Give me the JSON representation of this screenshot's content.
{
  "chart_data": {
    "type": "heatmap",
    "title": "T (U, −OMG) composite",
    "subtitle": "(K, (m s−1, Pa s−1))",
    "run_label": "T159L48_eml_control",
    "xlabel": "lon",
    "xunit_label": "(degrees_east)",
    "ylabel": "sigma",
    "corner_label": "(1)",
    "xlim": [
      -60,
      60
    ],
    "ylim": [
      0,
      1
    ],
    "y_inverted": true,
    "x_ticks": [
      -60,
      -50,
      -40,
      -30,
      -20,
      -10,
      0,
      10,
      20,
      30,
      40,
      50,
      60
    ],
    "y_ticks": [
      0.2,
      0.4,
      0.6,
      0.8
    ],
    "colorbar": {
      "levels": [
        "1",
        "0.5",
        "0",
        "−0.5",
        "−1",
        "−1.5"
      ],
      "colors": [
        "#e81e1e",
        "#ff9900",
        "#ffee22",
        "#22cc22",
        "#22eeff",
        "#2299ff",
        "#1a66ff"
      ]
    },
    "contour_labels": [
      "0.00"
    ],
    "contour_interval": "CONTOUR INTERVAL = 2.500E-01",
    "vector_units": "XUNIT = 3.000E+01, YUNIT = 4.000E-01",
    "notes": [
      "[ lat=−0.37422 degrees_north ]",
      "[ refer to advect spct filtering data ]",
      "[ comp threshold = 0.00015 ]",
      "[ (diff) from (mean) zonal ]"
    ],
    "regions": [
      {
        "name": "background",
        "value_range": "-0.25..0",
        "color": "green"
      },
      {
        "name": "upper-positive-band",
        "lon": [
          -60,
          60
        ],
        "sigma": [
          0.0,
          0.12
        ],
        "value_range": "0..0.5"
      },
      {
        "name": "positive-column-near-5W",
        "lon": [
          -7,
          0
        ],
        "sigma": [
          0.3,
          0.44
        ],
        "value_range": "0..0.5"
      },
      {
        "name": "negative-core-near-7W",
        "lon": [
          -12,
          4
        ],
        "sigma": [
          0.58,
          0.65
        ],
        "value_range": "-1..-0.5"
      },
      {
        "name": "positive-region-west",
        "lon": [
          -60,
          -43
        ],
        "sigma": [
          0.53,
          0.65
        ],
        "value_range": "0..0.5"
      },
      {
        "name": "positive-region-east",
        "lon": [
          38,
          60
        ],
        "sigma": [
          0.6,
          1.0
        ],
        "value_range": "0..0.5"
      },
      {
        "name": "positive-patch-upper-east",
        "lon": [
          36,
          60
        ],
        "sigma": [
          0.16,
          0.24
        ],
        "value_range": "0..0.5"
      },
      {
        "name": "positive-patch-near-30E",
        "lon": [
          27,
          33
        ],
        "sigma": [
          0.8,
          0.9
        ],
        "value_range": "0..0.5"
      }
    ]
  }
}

#### [Given instruction]
Print out every record again, exactly and in full.

#### [Result of this task]
Give me the JSON representation of this screenshot's content.
{
  "chart_data": {
    "type": "heatmap",
    "title": "T (U, −OMG) composite",
    "subtitle": "(K, (m s−1, Pa s−1))",
    "run_label": "T159L48_eml_control",
    "xlabel": "lon",
    "xunit_label": "(degrees_east)",
    "ylabel": "sigma",
    "corner_label": "(1)",
    "xlim": [
      -60,
      60
    ],
    "ylim": [
      0,
      1
    ],
    "y_inverted": true,
    "x_ticks": [
      -60,
      -50,
      -40,
      -30,
      -20,
      -10,
      0,
      10,
      20,
      30,
      40,
      50,
      60
    ],
    "y_ticks": [
      0.2,
      0.4,
      0.6,
      0.8
    ],
    "colorbar": {
      "levels": [
        "1",
        "0.5",
        "0",
        "−0.5",
        "−1",
        "−1.5"
      ],
      "colors": [
        "#e81e1e",
        "#ff9900",
        "#ffee22",
        "#22cc22",
        "#22eeff",
        "#2299ff",
        "#1a66ff"
      ]
    },
    "contour_labels": [
      "0.00"
    ],
    "contour_interval": "CONTOUR INTERVAL = 2.500E-01",
    "vector_units": "XUNIT = 3.000E+01, YUNIT = 4.000E-01",
    "notes": [
      "[ lat=−0.37422 degrees_north ]",
      "[ refer to advect spct filtering data ]",
      "[ comp threshold = 0.00015 ]",
      "[ (diff) from (mean) zonal ]"
    ],
    "regions": [
      {
        "name": "background",
        "value_range": "-0.25..0",
        "color": "green"
      },
      {
        "name": "upper-positive-band",
        "lon": [
          -60,
          60
        ],
        "sigma": [
          0.0,
          0.12
        ],
        "value_range": "0..0.5"
      },
      {
        "name": "positive-column-near-5W",
        "lon": [
          -7,
          0
        ],
        "sigma": [
          0.3,
          0.44
        ],
        "value_range": "0..0.5"
      },
      {
        "name": "negative-core-near-7W",
        "lon": [
          -12,
          4
        ],
        "sigma": [
          0.58,
          0.65
        ],
        "value_range": "-1..-0.5"
      },
      {
        "name": "positive-region-west",
        "lon": [
          -60,
          -43
        ],
        "sigma": [
          0.53,
          0.65
        ],
        "value_range": "0..0.5"
      },
      {
        "name": "positive-region-east",
        "lon": [
          38,
          60
        ],
        "sigma": [
          0.6,
          1.0
        ],
        "value_range": "0..0.5"
      },
      {
        "name": "positive-patch-upper-east",
        "lon": [
          36,
          60
        ],
        "sigma": [
          0.16,
          0.24
        ],
        "value_range": "0..0.5"
      },
      {
        "name": "positive-patch-near-30E",
        "lon": [
          27,
          33
        ],
        "sigma": [
          0.8,
          0.9
        ],
        "value_range": "0..0.5"
      }
    ]
  }
}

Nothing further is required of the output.